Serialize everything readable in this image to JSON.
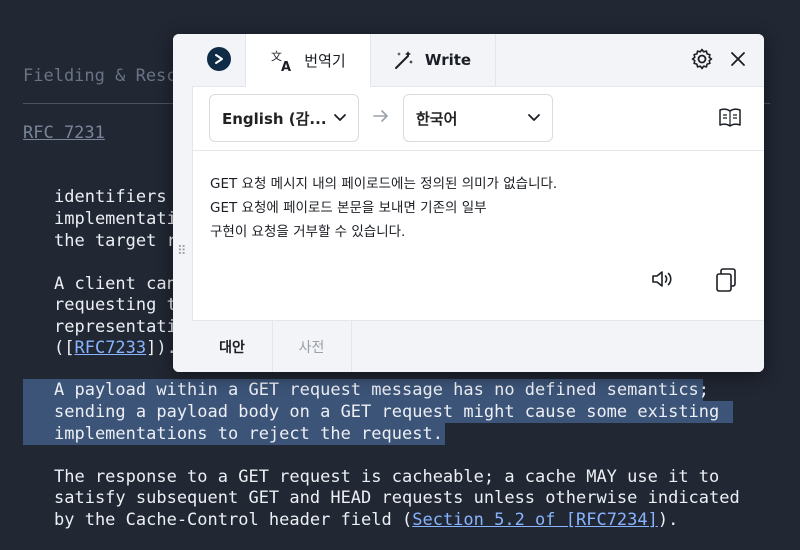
{
  "document": {
    "header": "Fielding & Reschke",
    "rfc_link": "RFC 7231",
    "lines": [
      "identifiers (",
      "implementatio",
      "the target re",
      "",
      "A client can",
      "requesting t",
      "representati",
      "([",
      "",
      "A payload within a GET request message has no defined semantics;",
      "sending a payload body on a GET request might cause some existing",
      "implementations to reject the request.",
      "",
      "The response to a GET request is cacheable; a cache MAY use it to",
      "satisfy subsequent GET and HEAD requests unless otherwise indicated",
      "by the Cache-Control header field ("
    ],
    "line7_link": "RFC7233",
    "line7_suffix": "]).",
    "line15_link": "Section 5.2 of [RFC7234]",
    "line15_suffix": ")."
  },
  "popup": {
    "tabs": {
      "translate": "번역기",
      "write": "Write"
    },
    "source_language": "English (감...",
    "target_language": "한국어",
    "result_lines": [
      "GET 요청 메시지 내의 페이로드에는 정의된 의미가 없습니다.",
      "GET 요청에 페이로드 본문을 보내면 기존의 일부",
      "구현이 요청을 거부할 수 있습니다."
    ],
    "bottom_tabs": {
      "alternatives": "대안",
      "dictionary": "사전"
    },
    "colors": {
      "logo_bg": "#0f2b46",
      "highlight": "#3c5478",
      "link": "#88b4ff"
    }
  }
}
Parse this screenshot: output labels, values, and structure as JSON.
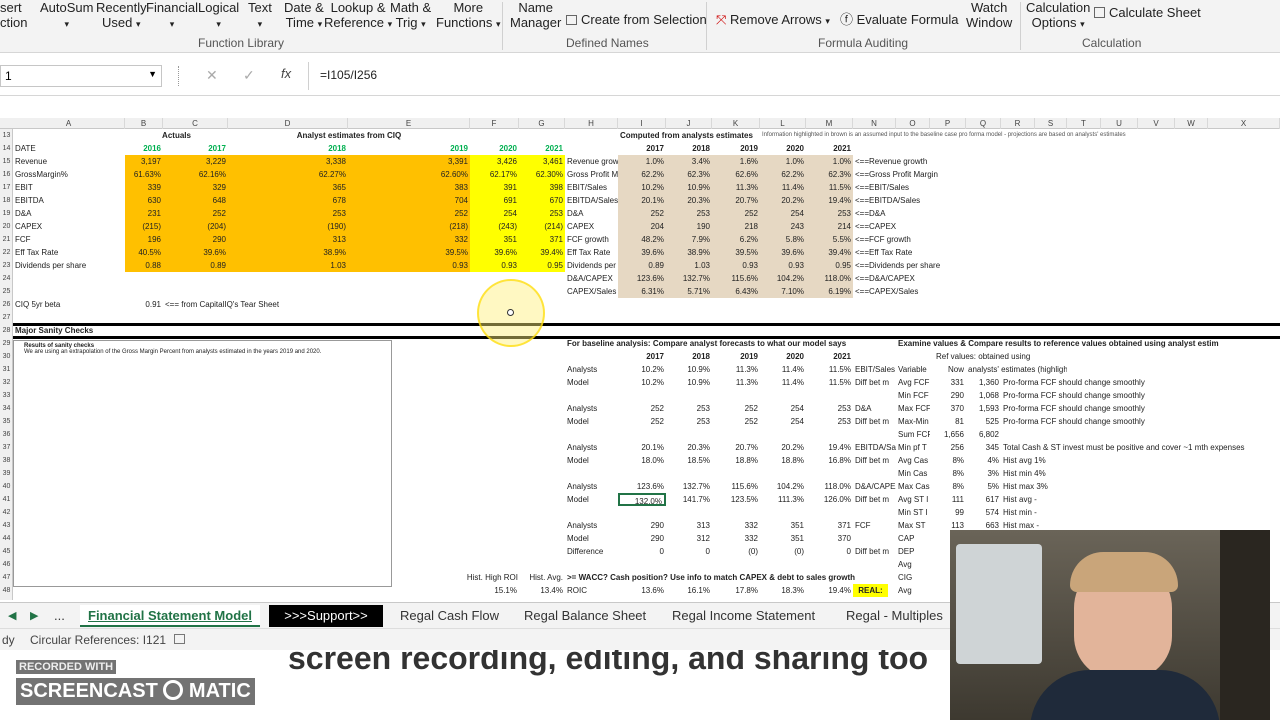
{
  "ribbon": {
    "items": [
      "sert",
      "ction",
      "AutoSum",
      "Recently",
      "Used",
      "Financial",
      "Logical",
      "Text",
      "Date &",
      "Time",
      "Lookup &",
      "Reference",
      "Math &",
      "Trig",
      "More",
      "Functions",
      "Name",
      "Manager",
      "Create from Selection",
      "Remove Arrows",
      "Evaluate Formula",
      "Watch",
      "Window",
      "Calculation",
      "Options",
      "Calculate Sheet"
    ],
    "groups": [
      "Function Library",
      "Defined Names",
      "Formula Auditing",
      "Calculation"
    ]
  },
  "formula_bar": {
    "name_box": "1",
    "cancel": "✕",
    "enter": "✓",
    "fx": "fx",
    "formula": "=I105/I256"
  },
  "columns": [
    "A",
    "B",
    "C",
    "D",
    "E",
    "F",
    "G",
    "H",
    "I",
    "J",
    "K",
    "L",
    "M",
    "N",
    "O",
    "P",
    "Q",
    "R",
    "S",
    "T",
    "U",
    "V",
    "W",
    "X"
  ],
  "rows": [
    "13",
    "14",
    "15",
    "16",
    "17",
    "18",
    "19",
    "20",
    "21",
    "22",
    "23",
    "24",
    "25",
    "26",
    "27",
    "28",
    "29",
    "30",
    "31",
    "32",
    "33",
    "34",
    "35",
    "36",
    "37",
    "38",
    "39",
    "40",
    "41",
    "42",
    "43",
    "44",
    "45",
    "46",
    "47",
    "48"
  ],
  "top_table": {
    "actuals_header": "Actuals",
    "estimates_header": "Analyst estimates from CIQ",
    "years": [
      "2016",
      "2017",
      "2018",
      "2019",
      "2020",
      "2021"
    ],
    "labels": [
      "DATE",
      "Revenue",
      "GrossMargin%",
      "EBIT",
      "EBITDA",
      "D&A",
      "CAPEX",
      "FCF",
      "Eff Tax Rate",
      "Dividends per share"
    ],
    "rows": [
      [
        "3,197",
        "3,229",
        "3,338",
        "3,391",
        "3,426",
        "3,461"
      ],
      [
        "61.63%",
        "62.16%",
        "62.27%",
        "62.60%",
        "62.17%",
        "62.30%"
      ],
      [
        "339",
        "329",
        "365",
        "383",
        "391",
        "398"
      ],
      [
        "630",
        "648",
        "678",
        "704",
        "691",
        "670"
      ],
      [
        "231",
        "252",
        "253",
        "252",
        "254",
        "253"
      ],
      [
        "(215)",
        "(204)",
        "(190)",
        "(218)",
        "(243)",
        "(214)"
      ],
      [
        "196",
        "290",
        "313",
        "332",
        "351",
        "371"
      ],
      [
        "40.5%",
        "39.6%",
        "38.9%",
        "39.5%",
        "39.6%",
        "39.4%"
      ],
      [
        "0.88",
        "0.89",
        "1.03",
        "0.93",
        "0.93",
        "0.95"
      ]
    ],
    "beta_label": "CIQ 5yr beta",
    "beta_value": "0.91",
    "beta_note": "<== from CapitalIQ's Tear Sheet"
  },
  "computed_table": {
    "header": "Computed from analysts estimates",
    "note": "Information highlighted in brown is an assumed input to the baseline case pro forma model - projections are  based on analysts' estimates",
    "years": [
      "2017",
      "2018",
      "2019",
      "2020",
      "2021"
    ],
    "labels": [
      "Revenue grow",
      "Gross Profit M",
      "EBIT/Sales",
      "EBITDA/Sales",
      "D&A",
      "CAPEX",
      "FCF growth",
      "Eff Tax Rate",
      "Dividends per",
      "D&A/CAPEX",
      "CAPEX/Sales"
    ],
    "rows": [
      [
        "1.0%",
        "3.4%",
        "1.6%",
        "1.0%",
        "1.0%"
      ],
      [
        "62.2%",
        "62.3%",
        "62.6%",
        "62.2%",
        "62.3%"
      ],
      [
        "10.2%",
        "10.9%",
        "11.3%",
        "11.4%",
        "11.5%"
      ],
      [
        "20.1%",
        "20.3%",
        "20.7%",
        "20.2%",
        "19.4%"
      ],
      [
        "252",
        "253",
        "252",
        "254",
        "253"
      ],
      [
        "204",
        "190",
        "218",
        "243",
        "214"
      ],
      [
        "48.2%",
        "7.9%",
        "6.2%",
        "5.8%",
        "5.5%"
      ],
      [
        "39.6%",
        "38.9%",
        "39.5%",
        "39.6%",
        "39.4%"
      ],
      [
        "0.89",
        "1.03",
        "0.93",
        "0.93",
        "0.95"
      ],
      [
        "123.6%",
        "132.7%",
        "115.6%",
        "104.2%",
        "118.0%"
      ],
      [
        "6.31%",
        "5.71%",
        "6.43%",
        "7.10%",
        "6.19%"
      ]
    ],
    "arrows": [
      "<==Revenue growth",
      "<==Gross Profit Margin",
      "<==EBIT/Sales",
      "<==EBITDA/Sales",
      "<==D&A",
      "<==CAPEX",
      "<==FCF growth",
      "<==Eff Tax Rate",
      "<==Dividends per share",
      "<==D&A/CAPEX",
      "<==CAPEX/Sales"
    ]
  },
  "sanity": {
    "header": "Major Sanity Checks",
    "box_title": "Results of sanity checks",
    "box_text": "We are using an extrapolation of the Gross Margin Percent from analysts estimated in the years 2019 and 2020."
  },
  "baseline": {
    "header": "For baseline analysis: Compare analyst forecasts to what our model says",
    "years": [
      "2017",
      "2018",
      "2019",
      "2020",
      "2021"
    ],
    "rows": [
      {
        "label": "Analysts",
        "vals": [
          "10.2%",
          "10.9%",
          "11.3%",
          "11.4%",
          "11.5%"
        ],
        "note": "EBIT/Sales"
      },
      {
        "label": "Model",
        "vals": [
          "10.2%",
          "10.9%",
          "11.3%",
          "11.4%",
          "11.5%"
        ],
        "note": "Diff bet m"
      },
      {
        "label": "",
        "vals": [
          "",
          "",
          "",
          "",
          ""
        ],
        "note": ""
      },
      {
        "label": "Analysts",
        "vals": [
          "252",
          "253",
          "252",
          "254",
          "253"
        ],
        "note": "D&A"
      },
      {
        "label": "Model",
        "vals": [
          "252",
          "253",
          "252",
          "254",
          "253"
        ],
        "note": "Diff bet m"
      },
      {
        "label": "",
        "vals": [
          "",
          "",
          "",
          "",
          ""
        ],
        "note": ""
      },
      {
        "label": "Analysts",
        "vals": [
          "20.1%",
          "20.3%",
          "20.7%",
          "20.2%",
          "19.4%"
        ],
        "note": "EBITDA/Sales"
      },
      {
        "label": "Model",
        "vals": [
          "18.0%",
          "18.5%",
          "18.8%",
          "18.8%",
          "16.8%"
        ],
        "note": "Diff bet m"
      },
      {
        "label": "",
        "vals": [
          "",
          "",
          "",
          "",
          ""
        ],
        "note": ""
      },
      {
        "label": "Analysts",
        "vals": [
          "123.6%",
          "132.7%",
          "115.6%",
          "104.2%",
          "118.0%"
        ],
        "note": "D&A/CAPEX"
      },
      {
        "label": "Model",
        "vals": [
          "132.0%",
          "141.7%",
          "123.5%",
          "111.3%",
          "126.0%"
        ],
        "note": "Diff bet m"
      },
      {
        "label": "",
        "vals": [
          "",
          "",
          "",
          "",
          ""
        ],
        "note": ""
      },
      {
        "label": "Analysts",
        "vals": [
          "290",
          "313",
          "332",
          "351",
          "371"
        ],
        "note": "FCF"
      },
      {
        "label": "Model",
        "vals": [
          "290",
          "312",
          "332",
          "351",
          "370"
        ],
        "note": ""
      },
      {
        "label": "Difference",
        "vals": [
          "0",
          "0",
          "(0)",
          "(0)",
          "0"
        ],
        "note": "Diff bet m"
      }
    ],
    "roic_header": ">= WACC? Cash position? Use info to match CAPEX & debt to sales growth",
    "hist_high": "Hist. High ROI",
    "hist_avg": "Hist. Avg.",
    "hist_high_val": "15.1%",
    "hist_avg_val": "13.4%",
    "roic_label": "ROIC",
    "roic_vals": [
      "13.6%",
      "16.1%",
      "17.8%",
      "18.3%",
      "19.4%"
    ],
    "real_tag": "REAL:"
  },
  "examine": {
    "header": "Examine values & Compare results to reference values obtained using analyst estim",
    "ref_note": "Ref values: obtained using",
    "ref_note2": "analysts' estimates (highlighted in brown)",
    "col_var": "Variable",
    "col_now": "Now",
    "rows": [
      {
        "var": "Avg FCF",
        "now": "331",
        "ref": "1,360",
        "note": "Pro-forma FCF should change smoothly"
      },
      {
        "var": "Min FCF",
        "now": "290",
        "ref": "1,068",
        "note": "Pro-forma FCF should change smoothly"
      },
      {
        "var": "Max FCF",
        "now": "370",
        "ref": "1,593",
        "note": "Pro-forma FCF should change smoothly"
      },
      {
        "var": "Max-Min",
        "now": "81",
        "ref": "525",
        "note": "Pro-forma FCF should change smoothly"
      },
      {
        "var": "Sum FCF",
        "now": "1,656",
        "ref": "6,802",
        "note": ""
      },
      {
        "var": "Min pf T",
        "now": "256",
        "ref": "345",
        "note": "Total Cash & ST invest must be positive and cover ~1 mth expenses"
      },
      {
        "var": "Avg Cas",
        "now": "8%",
        "ref": "4%",
        "note": "Hist avg       1%"
      },
      {
        "var": "Min Cas",
        "now": "8%",
        "ref": "3%",
        "note": "Hist min       4%"
      },
      {
        "var": "Max Cas",
        "now": "8%",
        "ref": "5%",
        "note": "Hist max       3%"
      },
      {
        "var": "Avg ST I",
        "now": "111",
        "ref": "617",
        "note": "Hist avg       -"
      },
      {
        "var": "Min ST I",
        "now": "99",
        "ref": "574",
        "note": "Hist min       -"
      },
      {
        "var": "Max ST",
        "now": "113",
        "ref": "663",
        "note": "Hist max       -"
      },
      {
        "var": "CAP",
        "now": "",
        "ref": "",
        "note": ""
      },
      {
        "var": "DEP",
        "now": "",
        "ref": "",
        "note": ""
      },
      {
        "var": "Avg",
        "now": "",
        "ref": "",
        "note": ""
      },
      {
        "var": "CIG",
        "now": "",
        "ref": "",
        "note": ""
      },
      {
        "var": "Avg",
        "now": "",
        "ref": "",
        "note": ""
      }
    ]
  },
  "tabs": [
    "...",
    "Financial Statement Model",
    ">>>Support>>",
    "Regal Cash Flow",
    "Regal Balance Sheet",
    "Regal Income Statement",
    "Regal - Multiples"
  ],
  "status": {
    "ready": "dy",
    "circular": "Circular References: I121"
  },
  "caption": {
    "text": "screen recording, editing, and sharing too",
    "recorded_with": "RECORDED WITH",
    "brand1": "SCREENCAST",
    "brand2": "MATIC"
  },
  "colors": {
    "orange": "#FFC000",
    "yellow": "#FFFF00",
    "tan": "#E6D8C3",
    "green": "#00B050",
    "tab_green": "#217346"
  }
}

┄┄┄┄┄┄┄┄┄┄┄┄┄┄┄┄┄┄┄┄

■ EXERCISE
Copy out all lines above that include the string "Cash".

■ FULL SOLUTION
    "roic_header": ">= WACC? Cash position? Use info to match CAPEX & debt to sales growth",
        "note": "Total Cash & ST invest must be positive and cover ~1 mth expenses"
    "Regal Cash Flow",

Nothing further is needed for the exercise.